## Exercise brief:
Copy out all of the data below with no alterations.
— Begin —
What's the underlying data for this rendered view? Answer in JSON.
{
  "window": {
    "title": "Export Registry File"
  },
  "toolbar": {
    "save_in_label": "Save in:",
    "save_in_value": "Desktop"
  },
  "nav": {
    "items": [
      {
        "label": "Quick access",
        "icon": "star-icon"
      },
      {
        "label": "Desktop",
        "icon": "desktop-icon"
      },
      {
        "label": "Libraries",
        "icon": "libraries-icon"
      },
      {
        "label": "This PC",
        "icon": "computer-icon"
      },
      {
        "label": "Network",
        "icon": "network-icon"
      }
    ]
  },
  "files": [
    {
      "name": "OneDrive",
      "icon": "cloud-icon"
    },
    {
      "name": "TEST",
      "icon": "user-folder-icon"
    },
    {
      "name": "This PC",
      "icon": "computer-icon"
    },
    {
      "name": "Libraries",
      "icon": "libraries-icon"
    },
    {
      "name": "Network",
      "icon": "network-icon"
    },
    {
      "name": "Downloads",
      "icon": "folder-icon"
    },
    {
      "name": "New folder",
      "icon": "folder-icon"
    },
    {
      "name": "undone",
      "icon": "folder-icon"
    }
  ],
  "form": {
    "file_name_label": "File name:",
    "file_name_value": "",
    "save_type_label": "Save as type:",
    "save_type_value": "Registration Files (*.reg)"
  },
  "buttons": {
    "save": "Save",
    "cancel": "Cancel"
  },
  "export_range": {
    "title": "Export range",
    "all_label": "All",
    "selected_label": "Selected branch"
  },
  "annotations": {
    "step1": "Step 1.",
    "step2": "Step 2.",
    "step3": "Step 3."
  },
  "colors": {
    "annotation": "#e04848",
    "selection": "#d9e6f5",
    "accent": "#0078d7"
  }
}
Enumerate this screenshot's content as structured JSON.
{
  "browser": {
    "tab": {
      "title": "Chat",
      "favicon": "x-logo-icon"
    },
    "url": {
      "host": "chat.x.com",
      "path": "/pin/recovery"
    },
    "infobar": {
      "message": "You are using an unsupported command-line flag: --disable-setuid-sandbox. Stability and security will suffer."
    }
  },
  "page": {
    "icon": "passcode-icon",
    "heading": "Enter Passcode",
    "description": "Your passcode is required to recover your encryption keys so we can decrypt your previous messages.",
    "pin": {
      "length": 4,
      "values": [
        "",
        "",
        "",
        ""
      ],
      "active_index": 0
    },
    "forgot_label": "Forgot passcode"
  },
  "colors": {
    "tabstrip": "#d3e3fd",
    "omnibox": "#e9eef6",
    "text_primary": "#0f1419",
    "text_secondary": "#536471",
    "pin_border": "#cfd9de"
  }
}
— End —
## Solution for this task:
What's the underlying data for this rendered view? Answer in JSON.
{
  "window": {
    "title": "Export Registry File"
  },
  "toolbar": {
    "save_in_label": "Save in:",
    "save_in_value": "Desktop"
  },
  "nav": {
    "items": [
      {
        "label": "Quick access",
        "icon": "star-icon"
      },
      {
        "label": "Desktop",
        "icon": "desktop-icon"
      },
      {
        "label": "Libraries",
        "icon": "libraries-icon"
      },
      {
        "label": "This PC",
        "icon": "computer-icon"
      },
      {
        "label": "Network",
        "icon": "network-icon"
      }
    ]
  },
  "files": [
    {
      "name": "OneDrive",
      "icon": "cloud-icon"
    },
    {
      "name": "TEST",
      "icon": "user-folder-icon"
    },
    {
      "name": "This PC",
      "icon": "computer-icon"
    },
    {
      "name": "Libraries",
      "icon": "libraries-icon"
    },
    {
      "name": "Network",
      "icon": "network-icon"
    },
    {
      "name": "Downloads",
      "icon": "folder-icon"
    },
    {
      "name": "New folder",
      "icon": "folder-icon"
    },
    {
      "name": "undone",
      "icon": "folder-icon"
    }
  ],
  "form": {
    "file_name_label": "File name:",
    "file_name_value": "",
    "save_type_label": "Save as type:",
    "save_type_value": "Registration Files (*.reg)"
  },
  "buttons": {
    "save": "Save",
    "cancel": "Cancel"
  },
  "export_range": {
    "title": "Export range",
    "all_label": "All",
    "selected_label": "Selected branch"
  },
  "annotations": {
    "step1": "Step 1.",
    "step2": "Step 2.",
    "step3": "Step 3."
  },
  "colors": {
    "annotation": "#e04848",
    "selection": "#d9e6f5",
    "accent": "#0078d7"
  }
}
Enumerate this screenshot's content as structured JSON.
{
  "browser": {
    "tab": {
      "title": "Chat",
      "favicon": "x-logo-icon"
    },
    "url": {
      "host": "chat.x.com",
      "path": "/pin/recovery"
    },
    "infobar": {
      "message": "You are using an unsupported command-line flag: --disable-setuid-sandbox. Stability and security will suffer."
    }
  },
  "page": {
    "icon": "passcode-icon",
    "heading": "Enter Passcode",
    "description": "Your passcode is required to recover your encryption keys so we can decrypt your previous messages.",
    "pin": {
      "length": 4,
      "values": [
        "",
        "",
        "",
        ""
      ],
      "active_index": 0
    },
    "forgot_label": "Forgot passcode"
  },
  "colors": {
    "tabstrip": "#d3e3fd",
    "omnibox": "#e9eef6",
    "text_primary": "#0f1419",
    "text_secondary": "#536471",
    "pin_border": "#cfd9de"
  }
}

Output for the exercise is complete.